[Data entries]
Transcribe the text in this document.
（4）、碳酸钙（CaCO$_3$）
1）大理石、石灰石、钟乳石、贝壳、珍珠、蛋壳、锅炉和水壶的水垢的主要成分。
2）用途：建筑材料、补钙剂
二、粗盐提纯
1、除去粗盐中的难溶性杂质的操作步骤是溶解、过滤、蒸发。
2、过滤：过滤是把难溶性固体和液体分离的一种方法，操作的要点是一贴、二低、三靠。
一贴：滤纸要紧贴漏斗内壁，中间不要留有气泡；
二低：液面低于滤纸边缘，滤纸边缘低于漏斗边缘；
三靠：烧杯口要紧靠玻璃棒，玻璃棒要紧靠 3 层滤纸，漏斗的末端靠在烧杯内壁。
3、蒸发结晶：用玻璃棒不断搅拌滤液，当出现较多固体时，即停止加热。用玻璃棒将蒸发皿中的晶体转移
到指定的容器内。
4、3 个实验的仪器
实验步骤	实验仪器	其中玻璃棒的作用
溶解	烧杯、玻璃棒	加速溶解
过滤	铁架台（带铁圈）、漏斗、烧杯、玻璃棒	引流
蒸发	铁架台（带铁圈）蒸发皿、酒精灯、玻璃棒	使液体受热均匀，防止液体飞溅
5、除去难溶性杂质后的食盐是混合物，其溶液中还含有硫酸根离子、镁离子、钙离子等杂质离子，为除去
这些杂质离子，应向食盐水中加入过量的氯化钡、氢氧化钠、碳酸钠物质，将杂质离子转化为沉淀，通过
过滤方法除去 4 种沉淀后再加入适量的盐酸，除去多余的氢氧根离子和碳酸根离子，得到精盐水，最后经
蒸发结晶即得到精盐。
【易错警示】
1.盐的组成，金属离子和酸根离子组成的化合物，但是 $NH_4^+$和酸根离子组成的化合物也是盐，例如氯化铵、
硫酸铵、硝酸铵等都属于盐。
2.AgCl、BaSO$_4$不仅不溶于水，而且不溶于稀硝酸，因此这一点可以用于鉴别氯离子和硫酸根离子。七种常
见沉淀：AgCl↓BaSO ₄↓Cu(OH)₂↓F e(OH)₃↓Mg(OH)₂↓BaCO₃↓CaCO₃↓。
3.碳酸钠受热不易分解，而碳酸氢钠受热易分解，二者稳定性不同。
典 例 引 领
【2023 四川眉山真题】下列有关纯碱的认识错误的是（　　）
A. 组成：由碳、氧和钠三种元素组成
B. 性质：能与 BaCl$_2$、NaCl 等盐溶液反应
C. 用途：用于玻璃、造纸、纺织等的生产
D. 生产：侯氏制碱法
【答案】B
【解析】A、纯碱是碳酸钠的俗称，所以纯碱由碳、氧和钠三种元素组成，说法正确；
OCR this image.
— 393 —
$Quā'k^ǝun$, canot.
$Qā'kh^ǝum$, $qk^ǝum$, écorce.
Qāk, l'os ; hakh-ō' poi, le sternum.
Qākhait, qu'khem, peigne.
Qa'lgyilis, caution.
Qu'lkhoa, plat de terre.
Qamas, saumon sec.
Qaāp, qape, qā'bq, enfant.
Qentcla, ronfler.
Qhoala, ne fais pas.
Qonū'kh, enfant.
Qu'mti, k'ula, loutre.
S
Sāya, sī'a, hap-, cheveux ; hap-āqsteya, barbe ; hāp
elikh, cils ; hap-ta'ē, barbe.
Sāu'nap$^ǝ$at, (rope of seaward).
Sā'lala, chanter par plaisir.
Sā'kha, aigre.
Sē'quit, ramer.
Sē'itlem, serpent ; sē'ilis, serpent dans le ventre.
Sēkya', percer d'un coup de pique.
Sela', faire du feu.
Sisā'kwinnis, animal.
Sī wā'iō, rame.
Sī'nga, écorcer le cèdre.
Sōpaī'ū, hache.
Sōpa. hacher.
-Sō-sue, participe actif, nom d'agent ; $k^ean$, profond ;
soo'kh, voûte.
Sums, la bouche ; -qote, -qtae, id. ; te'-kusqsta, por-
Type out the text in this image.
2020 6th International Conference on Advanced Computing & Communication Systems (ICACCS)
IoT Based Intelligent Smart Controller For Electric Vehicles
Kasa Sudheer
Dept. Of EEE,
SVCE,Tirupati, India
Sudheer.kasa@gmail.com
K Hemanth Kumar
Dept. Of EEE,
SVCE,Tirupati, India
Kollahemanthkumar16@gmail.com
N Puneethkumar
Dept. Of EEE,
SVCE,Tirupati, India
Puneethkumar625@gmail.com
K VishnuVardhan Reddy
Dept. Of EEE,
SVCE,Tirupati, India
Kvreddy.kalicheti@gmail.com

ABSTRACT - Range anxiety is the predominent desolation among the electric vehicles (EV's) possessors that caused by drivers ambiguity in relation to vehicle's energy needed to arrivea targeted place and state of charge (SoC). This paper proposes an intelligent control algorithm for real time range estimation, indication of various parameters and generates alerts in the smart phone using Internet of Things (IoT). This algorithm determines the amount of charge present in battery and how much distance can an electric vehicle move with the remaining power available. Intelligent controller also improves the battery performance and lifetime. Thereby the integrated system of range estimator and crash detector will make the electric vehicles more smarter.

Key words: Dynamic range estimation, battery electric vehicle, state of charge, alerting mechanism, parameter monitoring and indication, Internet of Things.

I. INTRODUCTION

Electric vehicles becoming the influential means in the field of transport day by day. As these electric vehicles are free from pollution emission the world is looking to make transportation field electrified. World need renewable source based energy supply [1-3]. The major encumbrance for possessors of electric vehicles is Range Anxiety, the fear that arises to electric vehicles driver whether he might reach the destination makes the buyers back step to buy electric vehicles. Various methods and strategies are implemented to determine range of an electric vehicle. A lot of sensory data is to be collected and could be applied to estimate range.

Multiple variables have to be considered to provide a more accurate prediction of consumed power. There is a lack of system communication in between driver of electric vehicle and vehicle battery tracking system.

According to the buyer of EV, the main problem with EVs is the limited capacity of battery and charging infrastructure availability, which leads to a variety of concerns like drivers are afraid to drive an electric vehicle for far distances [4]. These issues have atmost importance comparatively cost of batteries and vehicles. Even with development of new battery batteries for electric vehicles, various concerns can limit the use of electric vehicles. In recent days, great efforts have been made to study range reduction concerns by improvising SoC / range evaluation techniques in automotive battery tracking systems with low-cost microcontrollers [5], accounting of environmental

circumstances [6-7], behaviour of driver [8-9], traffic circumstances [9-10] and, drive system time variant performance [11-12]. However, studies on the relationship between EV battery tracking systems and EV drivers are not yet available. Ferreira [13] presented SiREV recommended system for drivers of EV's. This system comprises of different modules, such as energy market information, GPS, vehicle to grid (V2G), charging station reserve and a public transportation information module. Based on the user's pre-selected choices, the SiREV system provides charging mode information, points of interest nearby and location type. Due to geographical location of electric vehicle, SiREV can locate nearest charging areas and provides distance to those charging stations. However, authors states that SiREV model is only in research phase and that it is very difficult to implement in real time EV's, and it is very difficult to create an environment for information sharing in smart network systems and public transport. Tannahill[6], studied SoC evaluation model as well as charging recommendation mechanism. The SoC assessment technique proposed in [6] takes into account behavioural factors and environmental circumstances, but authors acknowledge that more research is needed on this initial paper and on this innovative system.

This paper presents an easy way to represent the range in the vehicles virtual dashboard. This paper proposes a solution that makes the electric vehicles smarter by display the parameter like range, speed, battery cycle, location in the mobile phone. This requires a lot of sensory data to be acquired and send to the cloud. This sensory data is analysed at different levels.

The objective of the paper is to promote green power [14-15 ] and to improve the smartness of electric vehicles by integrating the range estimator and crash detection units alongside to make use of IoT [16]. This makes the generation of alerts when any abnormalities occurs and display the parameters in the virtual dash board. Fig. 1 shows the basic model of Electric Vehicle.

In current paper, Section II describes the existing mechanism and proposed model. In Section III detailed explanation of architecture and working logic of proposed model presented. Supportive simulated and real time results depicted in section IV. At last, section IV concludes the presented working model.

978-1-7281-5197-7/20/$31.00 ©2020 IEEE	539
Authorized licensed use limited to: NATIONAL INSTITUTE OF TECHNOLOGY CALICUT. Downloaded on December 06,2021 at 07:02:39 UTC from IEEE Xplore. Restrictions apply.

Written task: Which lines hold the string "Sudheer"? Copy all of them from the data above.

Exercise response:
Kasa Sudheer
Sudheer.kasa@gmail.com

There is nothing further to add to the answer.